Layout element annotations:
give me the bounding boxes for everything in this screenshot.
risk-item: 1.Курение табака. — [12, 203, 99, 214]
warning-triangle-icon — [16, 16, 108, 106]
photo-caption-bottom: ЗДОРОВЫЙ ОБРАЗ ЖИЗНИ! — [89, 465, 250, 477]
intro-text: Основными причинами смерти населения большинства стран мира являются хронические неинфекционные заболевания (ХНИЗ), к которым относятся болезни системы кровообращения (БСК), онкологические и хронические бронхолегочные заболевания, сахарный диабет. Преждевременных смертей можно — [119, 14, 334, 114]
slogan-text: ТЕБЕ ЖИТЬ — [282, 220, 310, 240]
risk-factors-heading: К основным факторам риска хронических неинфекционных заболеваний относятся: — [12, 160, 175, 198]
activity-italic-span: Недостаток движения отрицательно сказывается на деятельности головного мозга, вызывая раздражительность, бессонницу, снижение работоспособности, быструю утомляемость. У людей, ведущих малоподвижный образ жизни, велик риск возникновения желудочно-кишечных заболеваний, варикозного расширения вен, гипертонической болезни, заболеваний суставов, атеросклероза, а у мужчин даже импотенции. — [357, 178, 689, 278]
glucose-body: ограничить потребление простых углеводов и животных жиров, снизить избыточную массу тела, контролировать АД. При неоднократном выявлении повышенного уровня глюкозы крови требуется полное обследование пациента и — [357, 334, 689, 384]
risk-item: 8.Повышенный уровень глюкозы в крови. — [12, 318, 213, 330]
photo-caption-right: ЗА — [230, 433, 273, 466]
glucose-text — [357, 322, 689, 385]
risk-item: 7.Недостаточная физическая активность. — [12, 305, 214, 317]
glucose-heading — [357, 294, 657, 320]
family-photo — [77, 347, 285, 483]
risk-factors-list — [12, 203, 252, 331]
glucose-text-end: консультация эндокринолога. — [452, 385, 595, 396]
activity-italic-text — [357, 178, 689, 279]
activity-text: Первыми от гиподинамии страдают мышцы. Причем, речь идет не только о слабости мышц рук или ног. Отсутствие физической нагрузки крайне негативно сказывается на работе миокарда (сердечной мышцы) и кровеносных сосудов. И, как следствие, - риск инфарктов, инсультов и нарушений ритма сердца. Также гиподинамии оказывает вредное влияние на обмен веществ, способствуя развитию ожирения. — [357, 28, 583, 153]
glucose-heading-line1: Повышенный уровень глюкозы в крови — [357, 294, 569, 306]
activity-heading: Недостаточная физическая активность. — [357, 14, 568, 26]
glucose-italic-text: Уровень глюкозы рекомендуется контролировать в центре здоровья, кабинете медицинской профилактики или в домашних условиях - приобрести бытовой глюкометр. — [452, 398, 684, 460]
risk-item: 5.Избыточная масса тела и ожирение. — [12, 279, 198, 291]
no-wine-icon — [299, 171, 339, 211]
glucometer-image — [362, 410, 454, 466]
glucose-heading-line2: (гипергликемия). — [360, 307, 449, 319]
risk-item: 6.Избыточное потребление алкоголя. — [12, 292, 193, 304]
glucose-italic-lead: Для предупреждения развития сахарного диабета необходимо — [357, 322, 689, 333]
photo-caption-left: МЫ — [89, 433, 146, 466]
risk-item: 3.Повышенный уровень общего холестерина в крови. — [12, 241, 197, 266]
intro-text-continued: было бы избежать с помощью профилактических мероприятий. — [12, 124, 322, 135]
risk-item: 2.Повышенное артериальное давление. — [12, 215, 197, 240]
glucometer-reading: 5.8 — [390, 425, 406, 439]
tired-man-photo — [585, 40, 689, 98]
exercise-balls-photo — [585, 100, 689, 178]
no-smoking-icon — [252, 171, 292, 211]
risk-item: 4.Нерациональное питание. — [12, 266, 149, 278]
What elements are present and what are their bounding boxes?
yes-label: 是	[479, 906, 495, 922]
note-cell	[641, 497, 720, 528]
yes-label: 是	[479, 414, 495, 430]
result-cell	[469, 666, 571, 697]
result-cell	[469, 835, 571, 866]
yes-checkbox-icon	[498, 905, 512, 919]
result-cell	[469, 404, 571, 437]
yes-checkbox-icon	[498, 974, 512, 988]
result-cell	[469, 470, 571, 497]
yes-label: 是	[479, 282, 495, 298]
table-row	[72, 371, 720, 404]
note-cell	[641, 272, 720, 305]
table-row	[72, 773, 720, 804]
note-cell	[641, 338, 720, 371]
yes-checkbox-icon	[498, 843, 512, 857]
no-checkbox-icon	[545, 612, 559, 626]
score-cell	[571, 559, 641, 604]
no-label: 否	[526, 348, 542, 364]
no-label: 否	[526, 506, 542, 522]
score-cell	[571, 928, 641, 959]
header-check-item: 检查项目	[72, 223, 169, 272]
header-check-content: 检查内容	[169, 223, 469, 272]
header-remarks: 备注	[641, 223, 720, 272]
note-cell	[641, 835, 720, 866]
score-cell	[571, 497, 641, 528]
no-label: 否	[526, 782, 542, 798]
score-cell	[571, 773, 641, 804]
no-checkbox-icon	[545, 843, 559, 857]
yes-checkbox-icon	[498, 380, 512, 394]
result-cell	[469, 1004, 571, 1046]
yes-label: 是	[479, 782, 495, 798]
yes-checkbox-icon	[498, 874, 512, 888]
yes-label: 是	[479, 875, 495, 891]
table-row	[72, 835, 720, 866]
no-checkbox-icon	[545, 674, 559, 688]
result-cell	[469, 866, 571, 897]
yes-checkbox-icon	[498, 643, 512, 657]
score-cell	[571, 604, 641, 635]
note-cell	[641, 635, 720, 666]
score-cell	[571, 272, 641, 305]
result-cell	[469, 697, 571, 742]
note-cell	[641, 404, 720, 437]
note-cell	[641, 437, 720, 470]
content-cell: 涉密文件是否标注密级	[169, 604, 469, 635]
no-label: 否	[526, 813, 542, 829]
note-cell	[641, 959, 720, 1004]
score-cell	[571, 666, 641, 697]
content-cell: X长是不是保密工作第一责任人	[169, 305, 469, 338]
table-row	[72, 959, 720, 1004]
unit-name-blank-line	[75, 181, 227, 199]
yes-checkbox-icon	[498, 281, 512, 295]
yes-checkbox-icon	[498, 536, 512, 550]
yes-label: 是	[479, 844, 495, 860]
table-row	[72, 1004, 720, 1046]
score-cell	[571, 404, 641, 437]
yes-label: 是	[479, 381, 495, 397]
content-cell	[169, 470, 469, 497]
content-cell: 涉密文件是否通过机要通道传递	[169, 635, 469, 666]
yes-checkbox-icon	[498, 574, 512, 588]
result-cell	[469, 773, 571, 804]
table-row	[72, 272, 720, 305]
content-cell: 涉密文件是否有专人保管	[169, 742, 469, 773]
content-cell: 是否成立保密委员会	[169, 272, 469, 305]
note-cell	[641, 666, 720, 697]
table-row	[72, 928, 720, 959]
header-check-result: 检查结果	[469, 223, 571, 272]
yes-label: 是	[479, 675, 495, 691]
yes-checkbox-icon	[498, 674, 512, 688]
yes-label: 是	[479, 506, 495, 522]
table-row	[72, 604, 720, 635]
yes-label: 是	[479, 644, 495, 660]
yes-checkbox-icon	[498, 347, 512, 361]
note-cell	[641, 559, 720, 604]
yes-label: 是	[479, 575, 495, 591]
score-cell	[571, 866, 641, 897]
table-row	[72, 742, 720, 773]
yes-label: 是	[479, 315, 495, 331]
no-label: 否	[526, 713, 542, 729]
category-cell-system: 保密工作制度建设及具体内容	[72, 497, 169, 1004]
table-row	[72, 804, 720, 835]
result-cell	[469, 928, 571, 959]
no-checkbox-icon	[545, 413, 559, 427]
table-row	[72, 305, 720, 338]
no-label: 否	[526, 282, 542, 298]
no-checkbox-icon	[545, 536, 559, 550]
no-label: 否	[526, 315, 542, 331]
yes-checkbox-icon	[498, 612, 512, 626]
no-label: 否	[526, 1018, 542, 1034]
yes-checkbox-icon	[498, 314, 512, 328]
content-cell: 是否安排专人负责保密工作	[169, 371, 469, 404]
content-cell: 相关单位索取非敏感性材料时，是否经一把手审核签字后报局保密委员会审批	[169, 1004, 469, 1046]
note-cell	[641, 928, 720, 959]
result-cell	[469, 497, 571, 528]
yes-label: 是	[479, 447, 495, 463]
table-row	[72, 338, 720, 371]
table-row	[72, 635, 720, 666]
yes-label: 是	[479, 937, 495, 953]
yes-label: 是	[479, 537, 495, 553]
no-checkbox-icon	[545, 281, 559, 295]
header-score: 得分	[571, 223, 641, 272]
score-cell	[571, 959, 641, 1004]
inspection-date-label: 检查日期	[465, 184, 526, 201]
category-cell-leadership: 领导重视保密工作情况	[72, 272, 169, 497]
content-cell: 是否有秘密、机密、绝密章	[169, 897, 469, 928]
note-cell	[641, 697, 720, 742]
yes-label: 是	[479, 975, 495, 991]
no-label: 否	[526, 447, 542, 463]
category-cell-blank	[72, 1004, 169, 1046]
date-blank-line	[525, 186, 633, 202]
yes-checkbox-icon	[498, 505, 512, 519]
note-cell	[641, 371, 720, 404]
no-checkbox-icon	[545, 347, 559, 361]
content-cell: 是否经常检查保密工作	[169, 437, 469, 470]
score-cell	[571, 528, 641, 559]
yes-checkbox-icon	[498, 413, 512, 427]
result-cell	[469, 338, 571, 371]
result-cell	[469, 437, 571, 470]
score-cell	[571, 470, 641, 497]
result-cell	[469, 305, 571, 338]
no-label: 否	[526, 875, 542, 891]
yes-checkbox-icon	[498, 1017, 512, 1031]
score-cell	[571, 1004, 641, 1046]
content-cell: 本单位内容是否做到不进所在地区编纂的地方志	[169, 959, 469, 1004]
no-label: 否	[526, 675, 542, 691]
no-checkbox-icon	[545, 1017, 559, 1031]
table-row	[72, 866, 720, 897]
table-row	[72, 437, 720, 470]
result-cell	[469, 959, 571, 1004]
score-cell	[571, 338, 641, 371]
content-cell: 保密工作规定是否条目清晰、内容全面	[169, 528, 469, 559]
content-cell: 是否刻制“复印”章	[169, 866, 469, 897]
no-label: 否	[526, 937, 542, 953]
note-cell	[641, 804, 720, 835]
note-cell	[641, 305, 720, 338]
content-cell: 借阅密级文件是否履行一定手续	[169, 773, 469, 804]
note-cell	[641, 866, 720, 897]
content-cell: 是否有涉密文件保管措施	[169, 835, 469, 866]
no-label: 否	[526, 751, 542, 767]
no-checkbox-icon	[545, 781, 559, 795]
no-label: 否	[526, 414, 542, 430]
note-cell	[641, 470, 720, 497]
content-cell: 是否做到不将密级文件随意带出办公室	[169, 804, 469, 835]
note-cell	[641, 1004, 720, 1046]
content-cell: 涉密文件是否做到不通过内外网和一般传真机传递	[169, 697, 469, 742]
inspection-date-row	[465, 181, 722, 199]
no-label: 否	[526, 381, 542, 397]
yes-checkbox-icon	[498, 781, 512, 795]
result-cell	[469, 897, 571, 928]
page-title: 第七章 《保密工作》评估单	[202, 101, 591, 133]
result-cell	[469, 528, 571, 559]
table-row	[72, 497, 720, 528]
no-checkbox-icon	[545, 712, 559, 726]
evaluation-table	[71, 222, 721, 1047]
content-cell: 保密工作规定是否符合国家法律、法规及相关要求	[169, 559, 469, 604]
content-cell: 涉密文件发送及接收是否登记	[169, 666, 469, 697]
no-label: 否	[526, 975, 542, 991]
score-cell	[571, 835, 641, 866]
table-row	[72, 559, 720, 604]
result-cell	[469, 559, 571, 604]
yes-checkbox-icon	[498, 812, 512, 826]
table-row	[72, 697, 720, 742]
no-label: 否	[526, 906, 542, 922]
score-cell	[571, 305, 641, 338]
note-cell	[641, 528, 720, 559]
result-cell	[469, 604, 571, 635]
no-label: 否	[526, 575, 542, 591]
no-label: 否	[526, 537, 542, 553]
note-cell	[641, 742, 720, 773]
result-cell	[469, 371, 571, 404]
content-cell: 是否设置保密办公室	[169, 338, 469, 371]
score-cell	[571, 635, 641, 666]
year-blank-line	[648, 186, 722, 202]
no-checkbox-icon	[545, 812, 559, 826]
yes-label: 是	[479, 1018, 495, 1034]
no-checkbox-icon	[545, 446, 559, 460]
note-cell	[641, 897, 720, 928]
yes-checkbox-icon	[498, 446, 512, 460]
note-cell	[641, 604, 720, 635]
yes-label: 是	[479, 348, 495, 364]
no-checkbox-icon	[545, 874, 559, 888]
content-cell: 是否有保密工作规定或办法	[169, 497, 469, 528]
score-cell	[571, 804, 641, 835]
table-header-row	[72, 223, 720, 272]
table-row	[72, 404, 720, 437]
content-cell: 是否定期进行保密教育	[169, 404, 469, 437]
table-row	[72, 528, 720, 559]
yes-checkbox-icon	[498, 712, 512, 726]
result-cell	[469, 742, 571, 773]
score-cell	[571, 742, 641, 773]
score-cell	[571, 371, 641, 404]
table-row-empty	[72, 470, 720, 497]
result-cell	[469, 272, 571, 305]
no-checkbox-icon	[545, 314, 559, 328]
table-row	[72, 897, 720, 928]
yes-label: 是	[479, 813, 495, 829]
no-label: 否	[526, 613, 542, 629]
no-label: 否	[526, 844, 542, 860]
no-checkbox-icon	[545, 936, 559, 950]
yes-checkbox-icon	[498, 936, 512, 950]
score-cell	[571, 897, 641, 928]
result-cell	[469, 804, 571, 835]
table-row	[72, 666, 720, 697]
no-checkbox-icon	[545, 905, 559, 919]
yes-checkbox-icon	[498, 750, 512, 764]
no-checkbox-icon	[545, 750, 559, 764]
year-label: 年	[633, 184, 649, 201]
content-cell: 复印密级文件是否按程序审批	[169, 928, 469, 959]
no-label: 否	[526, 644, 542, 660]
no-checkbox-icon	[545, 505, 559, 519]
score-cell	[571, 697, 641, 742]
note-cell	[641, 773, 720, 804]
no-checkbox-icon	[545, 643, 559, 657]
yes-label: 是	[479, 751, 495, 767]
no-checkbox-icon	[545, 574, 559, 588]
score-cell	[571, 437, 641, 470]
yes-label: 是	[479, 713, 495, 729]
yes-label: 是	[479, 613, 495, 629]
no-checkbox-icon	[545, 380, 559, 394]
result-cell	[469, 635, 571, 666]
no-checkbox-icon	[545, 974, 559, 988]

**TASK DIRECTIONS**
Format the lines of the items as a JSON list of strings, one string per line, starting at the first line and ending at the line with "activity-italic-text — [357, 178, 689, 279]", both included. Leave out any blank lines.

**ANSWER TO THIS PROBLEM**
[
  "give me the bounding boxes for everything in this screenshot.",
  "risk-item: 1.Курение табака. — [12, 203, 99, 214]",
  "warning-triangle-icon — [16, 16, 108, 106]",
  "photo-caption-bottom: ЗДОРОВЫЙ ОБРАЗ ЖИЗНИ! — [89, 465, 250, 477]",
  "intro-text: Основными причинами смерти населения большинства стран мира являются хронические неинфекционные заболевания (ХНИЗ), к которым относятся болезни системы кровообращения (БСК), онкологические и хронические бронхолегочные заболевания, сахарный диабет. Преждевременных смертей можно — [119, 14, 334, 114]",
  "slogan-text: ТЕБЕ ЖИТЬ — [282, 220, 310, 240]",
  "risk-factors-heading: К основным факторам риска хронических неинфекционных заболеваний относятся: — [12, 160, 175, 198]",
  "activity-italic-span: Недостаток движения отрицательно сказывается на деятельности головного мозга, вызывая раздражительность, бессонницу, снижение работоспособности, быструю утомляемость. У людей, ведущих малоподвижный образ жизни, велик риск возникновения желудочно-кишечных заболеваний, варикозного расширения вен, гипертонической болезни, заболеваний суставов, атеросклероза, а у мужчин даже импотенции. — [357, 178, 689, 278]",
  "glucose-body: ограничить потребление простых углеводов и животных жиров, снизить избыточную массу тела, контролировать АД. При неоднократном выявлении повышенного уровня глюкозы крови требуется полное обследование пациента и — [357, 334, 689, 384]",
  "risk-item: 8.Повышенный уровень глюкозы в крови. — [12, 318, 213, 330]",
  "photo-caption-right: ЗА — [230, 433, 273, 466]",
  "glucose-text — [357, 322, 689, 385]",
  "risk-item: 7.Недостаточная физическая активность. — [12, 305, 214, 317]",
  "glucose-heading — [357, 294, 657, 320]",
  "family-photo — [77, 347, 285, 483]",
  "risk-factors-list — [12, 203, 252, 331]",
  "glucose-text-end: консультация эндокринолога. — [452, 385, 595, 396]",
  "activity-italic-text — [357, 178, 689, 279]"
]